## [Objective]
Return the count of lines with the string "JSON" in them, and nothing else.

A run of records
>> START
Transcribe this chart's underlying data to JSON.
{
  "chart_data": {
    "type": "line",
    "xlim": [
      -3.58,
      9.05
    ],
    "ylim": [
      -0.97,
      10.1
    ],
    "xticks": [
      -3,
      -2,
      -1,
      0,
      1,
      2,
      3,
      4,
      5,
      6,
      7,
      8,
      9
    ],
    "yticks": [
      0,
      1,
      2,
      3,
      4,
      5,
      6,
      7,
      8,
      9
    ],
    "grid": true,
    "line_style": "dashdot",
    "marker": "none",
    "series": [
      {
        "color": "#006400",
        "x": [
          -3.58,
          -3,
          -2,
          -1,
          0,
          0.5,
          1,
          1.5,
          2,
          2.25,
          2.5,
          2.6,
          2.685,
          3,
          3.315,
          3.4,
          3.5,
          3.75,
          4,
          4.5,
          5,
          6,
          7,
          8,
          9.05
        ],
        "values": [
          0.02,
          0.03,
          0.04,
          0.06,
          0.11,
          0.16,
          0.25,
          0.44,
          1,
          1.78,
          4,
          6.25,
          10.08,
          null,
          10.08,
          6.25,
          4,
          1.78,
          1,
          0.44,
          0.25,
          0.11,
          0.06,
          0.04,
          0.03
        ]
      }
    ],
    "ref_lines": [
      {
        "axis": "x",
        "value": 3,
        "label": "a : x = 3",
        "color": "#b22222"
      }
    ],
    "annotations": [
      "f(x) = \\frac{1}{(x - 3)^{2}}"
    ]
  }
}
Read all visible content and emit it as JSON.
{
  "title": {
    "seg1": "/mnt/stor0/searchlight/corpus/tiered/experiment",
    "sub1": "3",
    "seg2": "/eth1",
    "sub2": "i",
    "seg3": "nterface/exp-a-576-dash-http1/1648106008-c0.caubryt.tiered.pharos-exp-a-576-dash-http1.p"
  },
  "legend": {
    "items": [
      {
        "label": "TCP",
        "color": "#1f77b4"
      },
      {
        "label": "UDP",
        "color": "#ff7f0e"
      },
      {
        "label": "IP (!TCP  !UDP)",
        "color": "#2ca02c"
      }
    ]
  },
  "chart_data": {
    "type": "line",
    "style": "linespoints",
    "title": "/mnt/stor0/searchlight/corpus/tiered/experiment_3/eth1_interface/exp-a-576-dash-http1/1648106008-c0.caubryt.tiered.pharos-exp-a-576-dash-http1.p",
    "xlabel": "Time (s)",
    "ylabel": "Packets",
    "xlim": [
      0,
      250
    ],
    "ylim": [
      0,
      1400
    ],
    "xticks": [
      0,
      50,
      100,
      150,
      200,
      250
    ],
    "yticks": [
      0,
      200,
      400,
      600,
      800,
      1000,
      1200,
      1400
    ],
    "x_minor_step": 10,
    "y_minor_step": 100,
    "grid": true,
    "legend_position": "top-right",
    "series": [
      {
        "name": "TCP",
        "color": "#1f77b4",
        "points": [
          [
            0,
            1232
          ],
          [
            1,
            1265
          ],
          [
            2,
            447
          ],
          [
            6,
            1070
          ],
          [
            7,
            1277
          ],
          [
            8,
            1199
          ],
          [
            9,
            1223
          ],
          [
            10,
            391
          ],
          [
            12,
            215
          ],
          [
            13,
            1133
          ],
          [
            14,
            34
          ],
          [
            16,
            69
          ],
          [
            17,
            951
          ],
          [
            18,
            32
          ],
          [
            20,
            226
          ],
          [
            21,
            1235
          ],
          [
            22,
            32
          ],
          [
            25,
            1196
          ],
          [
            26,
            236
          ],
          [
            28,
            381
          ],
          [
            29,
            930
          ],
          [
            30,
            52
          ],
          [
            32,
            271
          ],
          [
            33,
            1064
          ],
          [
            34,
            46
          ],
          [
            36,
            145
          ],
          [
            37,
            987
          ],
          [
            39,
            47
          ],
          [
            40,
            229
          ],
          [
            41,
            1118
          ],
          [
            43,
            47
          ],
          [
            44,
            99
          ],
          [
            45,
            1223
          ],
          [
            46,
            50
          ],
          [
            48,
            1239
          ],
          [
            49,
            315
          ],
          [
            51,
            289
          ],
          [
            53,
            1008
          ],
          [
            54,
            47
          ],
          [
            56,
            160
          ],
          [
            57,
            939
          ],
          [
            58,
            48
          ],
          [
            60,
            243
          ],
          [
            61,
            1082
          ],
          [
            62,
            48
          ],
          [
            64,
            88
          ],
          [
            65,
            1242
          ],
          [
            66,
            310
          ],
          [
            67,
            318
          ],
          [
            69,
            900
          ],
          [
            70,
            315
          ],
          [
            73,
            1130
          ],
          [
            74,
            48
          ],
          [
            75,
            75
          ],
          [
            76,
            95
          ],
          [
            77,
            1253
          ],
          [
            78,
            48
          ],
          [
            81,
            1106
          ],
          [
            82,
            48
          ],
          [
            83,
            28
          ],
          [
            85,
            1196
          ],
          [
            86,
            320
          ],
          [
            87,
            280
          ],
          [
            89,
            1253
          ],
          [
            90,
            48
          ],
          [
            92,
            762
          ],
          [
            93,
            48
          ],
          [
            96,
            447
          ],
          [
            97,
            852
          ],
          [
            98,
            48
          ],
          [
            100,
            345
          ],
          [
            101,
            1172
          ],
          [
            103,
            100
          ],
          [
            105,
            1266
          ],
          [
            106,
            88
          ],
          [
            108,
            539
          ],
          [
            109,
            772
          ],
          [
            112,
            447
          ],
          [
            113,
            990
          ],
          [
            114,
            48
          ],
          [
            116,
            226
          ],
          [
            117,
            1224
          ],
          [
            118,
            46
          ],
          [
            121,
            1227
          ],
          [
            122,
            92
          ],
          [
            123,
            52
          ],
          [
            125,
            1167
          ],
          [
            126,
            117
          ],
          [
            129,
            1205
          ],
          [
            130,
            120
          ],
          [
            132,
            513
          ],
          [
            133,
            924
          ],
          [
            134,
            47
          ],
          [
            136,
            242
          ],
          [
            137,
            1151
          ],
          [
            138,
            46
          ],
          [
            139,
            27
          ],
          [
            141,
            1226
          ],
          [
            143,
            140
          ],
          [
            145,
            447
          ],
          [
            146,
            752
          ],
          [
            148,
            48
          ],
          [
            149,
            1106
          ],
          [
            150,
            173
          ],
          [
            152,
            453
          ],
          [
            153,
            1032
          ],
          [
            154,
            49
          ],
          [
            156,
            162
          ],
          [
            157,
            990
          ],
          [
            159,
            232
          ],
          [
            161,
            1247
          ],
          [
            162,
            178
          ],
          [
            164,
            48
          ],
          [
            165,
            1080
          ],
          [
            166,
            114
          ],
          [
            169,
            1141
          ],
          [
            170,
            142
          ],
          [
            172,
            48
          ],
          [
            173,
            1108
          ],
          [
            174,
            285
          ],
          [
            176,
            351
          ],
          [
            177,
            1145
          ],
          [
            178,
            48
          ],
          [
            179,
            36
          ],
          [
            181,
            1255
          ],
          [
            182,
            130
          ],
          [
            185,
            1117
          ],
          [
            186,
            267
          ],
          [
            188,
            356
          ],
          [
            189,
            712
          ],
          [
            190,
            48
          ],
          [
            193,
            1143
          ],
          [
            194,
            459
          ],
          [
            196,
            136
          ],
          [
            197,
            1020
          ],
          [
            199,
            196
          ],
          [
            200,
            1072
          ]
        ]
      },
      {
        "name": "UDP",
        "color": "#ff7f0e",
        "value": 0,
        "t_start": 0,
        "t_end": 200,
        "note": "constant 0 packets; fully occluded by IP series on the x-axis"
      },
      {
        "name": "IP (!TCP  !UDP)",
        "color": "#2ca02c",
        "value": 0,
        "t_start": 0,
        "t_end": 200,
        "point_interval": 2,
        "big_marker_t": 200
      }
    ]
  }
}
>> END
## [Answer to the exercise]
2